(Data entries)
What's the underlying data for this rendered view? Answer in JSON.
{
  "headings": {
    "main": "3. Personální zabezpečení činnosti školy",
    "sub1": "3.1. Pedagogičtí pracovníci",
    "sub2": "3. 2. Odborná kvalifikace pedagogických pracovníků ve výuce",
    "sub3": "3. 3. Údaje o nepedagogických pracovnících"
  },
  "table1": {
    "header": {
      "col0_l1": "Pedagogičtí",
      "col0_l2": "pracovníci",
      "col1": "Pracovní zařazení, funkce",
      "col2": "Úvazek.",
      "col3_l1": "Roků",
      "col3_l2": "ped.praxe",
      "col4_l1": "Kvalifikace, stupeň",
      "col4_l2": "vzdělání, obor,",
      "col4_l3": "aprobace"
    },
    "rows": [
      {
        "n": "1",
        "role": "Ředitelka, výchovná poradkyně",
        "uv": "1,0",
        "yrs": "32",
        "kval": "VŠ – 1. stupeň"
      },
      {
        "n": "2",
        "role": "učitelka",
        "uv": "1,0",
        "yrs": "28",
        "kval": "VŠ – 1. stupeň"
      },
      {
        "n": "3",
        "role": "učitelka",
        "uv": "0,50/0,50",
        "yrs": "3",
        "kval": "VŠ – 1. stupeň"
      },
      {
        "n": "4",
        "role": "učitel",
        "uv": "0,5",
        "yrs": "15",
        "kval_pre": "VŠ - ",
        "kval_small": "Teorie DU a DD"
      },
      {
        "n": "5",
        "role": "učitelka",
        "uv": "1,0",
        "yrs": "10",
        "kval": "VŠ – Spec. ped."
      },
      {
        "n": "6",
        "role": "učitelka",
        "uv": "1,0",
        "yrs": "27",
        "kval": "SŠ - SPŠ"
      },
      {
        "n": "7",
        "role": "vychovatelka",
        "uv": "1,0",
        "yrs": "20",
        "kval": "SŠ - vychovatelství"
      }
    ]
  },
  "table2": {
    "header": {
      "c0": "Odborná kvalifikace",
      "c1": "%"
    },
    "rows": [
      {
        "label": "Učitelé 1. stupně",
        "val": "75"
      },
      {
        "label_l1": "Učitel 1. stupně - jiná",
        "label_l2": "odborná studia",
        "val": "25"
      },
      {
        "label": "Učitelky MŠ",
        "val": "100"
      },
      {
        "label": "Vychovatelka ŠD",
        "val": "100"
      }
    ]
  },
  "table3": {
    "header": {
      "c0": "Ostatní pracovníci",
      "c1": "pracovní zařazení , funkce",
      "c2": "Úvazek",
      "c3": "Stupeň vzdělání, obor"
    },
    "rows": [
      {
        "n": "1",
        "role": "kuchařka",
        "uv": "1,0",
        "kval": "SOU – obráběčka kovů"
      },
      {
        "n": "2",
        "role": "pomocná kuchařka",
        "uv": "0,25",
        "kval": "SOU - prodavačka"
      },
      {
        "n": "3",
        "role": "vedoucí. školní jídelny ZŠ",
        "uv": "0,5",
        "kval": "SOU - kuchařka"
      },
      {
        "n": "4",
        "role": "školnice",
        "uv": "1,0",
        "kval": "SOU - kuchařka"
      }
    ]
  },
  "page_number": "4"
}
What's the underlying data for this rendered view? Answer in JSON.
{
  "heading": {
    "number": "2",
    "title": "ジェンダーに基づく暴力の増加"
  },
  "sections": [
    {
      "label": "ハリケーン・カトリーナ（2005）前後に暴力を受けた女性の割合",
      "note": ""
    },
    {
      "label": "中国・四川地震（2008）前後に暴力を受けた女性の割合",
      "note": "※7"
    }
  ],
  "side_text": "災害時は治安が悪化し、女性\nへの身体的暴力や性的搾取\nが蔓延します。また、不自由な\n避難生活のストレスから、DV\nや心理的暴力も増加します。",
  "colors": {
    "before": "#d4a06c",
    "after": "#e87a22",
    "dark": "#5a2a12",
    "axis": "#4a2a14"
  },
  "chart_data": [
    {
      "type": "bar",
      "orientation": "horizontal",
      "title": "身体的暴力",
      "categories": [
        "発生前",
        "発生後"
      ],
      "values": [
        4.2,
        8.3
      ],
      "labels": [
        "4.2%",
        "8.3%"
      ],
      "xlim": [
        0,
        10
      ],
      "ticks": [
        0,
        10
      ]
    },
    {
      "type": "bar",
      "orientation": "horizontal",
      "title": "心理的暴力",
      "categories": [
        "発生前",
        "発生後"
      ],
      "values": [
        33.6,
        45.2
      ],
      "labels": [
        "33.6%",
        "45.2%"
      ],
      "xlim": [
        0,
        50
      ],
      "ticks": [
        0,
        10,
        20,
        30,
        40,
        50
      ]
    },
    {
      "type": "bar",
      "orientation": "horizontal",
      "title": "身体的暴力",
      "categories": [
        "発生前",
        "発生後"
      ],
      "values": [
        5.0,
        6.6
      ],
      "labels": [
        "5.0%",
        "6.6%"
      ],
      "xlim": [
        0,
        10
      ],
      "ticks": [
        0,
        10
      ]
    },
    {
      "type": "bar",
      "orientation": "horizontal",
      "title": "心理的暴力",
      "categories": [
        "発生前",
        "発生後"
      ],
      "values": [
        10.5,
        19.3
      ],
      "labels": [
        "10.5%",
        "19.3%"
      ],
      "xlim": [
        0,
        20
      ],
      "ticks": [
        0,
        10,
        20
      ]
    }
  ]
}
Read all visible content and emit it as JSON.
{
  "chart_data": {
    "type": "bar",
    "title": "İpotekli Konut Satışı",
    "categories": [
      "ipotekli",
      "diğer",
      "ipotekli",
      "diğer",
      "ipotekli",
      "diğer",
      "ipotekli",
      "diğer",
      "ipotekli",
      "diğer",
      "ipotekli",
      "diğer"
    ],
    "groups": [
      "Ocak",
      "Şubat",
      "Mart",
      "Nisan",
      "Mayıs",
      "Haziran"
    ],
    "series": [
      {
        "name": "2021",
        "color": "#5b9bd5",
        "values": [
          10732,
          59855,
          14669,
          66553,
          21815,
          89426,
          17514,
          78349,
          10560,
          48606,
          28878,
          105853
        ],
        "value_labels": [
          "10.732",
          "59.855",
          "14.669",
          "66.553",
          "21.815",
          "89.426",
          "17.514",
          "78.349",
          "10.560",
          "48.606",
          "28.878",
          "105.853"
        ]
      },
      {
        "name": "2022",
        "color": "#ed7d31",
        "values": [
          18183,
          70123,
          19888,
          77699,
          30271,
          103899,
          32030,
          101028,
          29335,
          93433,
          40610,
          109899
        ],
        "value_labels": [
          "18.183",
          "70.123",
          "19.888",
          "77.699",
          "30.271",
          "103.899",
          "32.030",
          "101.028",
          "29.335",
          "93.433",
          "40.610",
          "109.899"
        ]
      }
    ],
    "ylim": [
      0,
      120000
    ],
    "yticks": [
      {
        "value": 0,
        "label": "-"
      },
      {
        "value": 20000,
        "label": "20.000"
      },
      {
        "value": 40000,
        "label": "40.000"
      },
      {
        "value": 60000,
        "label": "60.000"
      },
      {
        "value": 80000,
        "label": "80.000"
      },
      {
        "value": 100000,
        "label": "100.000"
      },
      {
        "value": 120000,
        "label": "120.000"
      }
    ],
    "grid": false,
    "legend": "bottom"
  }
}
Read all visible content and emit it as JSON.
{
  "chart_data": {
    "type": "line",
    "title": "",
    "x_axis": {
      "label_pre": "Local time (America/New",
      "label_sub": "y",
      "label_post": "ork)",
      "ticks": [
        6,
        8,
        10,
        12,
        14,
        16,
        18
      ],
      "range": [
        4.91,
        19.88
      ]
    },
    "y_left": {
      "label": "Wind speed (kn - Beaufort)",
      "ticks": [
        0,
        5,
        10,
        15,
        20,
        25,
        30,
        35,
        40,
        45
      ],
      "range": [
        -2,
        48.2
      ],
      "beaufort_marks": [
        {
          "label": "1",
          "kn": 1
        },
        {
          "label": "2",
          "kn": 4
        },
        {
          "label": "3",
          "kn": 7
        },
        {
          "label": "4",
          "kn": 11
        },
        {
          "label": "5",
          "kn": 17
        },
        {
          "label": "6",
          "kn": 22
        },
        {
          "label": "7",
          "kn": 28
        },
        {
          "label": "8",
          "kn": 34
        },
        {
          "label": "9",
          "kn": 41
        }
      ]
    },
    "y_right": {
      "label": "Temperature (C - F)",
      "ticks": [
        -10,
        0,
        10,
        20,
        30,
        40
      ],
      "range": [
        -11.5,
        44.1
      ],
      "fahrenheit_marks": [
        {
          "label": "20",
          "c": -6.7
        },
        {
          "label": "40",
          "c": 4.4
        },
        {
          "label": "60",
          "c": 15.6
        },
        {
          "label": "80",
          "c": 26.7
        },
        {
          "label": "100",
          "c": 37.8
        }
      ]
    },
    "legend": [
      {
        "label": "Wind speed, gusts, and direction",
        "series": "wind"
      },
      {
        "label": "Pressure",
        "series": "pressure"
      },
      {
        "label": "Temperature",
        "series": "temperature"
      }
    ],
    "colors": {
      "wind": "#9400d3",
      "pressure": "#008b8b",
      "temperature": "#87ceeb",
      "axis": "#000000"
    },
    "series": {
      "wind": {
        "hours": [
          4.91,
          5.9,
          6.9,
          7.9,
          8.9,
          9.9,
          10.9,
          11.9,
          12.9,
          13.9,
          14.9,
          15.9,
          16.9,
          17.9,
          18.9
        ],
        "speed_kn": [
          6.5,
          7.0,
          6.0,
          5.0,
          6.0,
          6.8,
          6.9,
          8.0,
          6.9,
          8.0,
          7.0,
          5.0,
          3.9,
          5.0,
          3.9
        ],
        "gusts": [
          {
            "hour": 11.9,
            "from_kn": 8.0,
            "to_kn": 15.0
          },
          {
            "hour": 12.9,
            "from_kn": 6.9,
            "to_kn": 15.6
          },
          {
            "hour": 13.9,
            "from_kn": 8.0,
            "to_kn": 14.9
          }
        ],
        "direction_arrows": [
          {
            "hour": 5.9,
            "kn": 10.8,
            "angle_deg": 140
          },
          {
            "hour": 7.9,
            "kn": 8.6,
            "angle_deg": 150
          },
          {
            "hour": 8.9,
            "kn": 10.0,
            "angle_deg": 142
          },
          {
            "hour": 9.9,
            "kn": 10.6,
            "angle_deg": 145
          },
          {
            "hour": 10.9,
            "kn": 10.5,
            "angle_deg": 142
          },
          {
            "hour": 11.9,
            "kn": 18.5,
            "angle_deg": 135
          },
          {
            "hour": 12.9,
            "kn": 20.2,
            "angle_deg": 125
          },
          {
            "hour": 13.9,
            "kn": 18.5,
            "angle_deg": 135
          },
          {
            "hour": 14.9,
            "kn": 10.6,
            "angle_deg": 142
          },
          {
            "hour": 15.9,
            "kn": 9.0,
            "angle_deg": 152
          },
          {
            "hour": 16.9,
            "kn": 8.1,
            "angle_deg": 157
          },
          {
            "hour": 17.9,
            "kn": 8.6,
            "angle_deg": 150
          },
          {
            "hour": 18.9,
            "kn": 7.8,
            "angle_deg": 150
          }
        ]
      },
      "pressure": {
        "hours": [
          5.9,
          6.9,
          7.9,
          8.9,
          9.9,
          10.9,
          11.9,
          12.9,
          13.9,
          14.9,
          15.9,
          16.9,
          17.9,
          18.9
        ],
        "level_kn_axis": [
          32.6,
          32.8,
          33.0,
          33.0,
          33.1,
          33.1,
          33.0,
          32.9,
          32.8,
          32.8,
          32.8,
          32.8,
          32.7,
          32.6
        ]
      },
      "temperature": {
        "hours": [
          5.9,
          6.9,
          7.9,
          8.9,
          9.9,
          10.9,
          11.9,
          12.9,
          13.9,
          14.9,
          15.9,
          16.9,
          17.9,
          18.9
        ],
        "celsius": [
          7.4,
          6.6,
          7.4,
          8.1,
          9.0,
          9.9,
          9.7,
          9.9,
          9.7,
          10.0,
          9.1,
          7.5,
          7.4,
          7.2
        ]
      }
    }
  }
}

Task requirements:
Looking at the data above, show all lines where the word "title" occurs.

Final answer:
    "title": "ジェンダーに基づく暴力の増加"
      "title": "身体的暴力",
      "title": "心理的暴力",
      "title": "身体的暴力",
      "title": "心理的暴力",
    "title": "İpotekli Konut Satışı",
    "title": "",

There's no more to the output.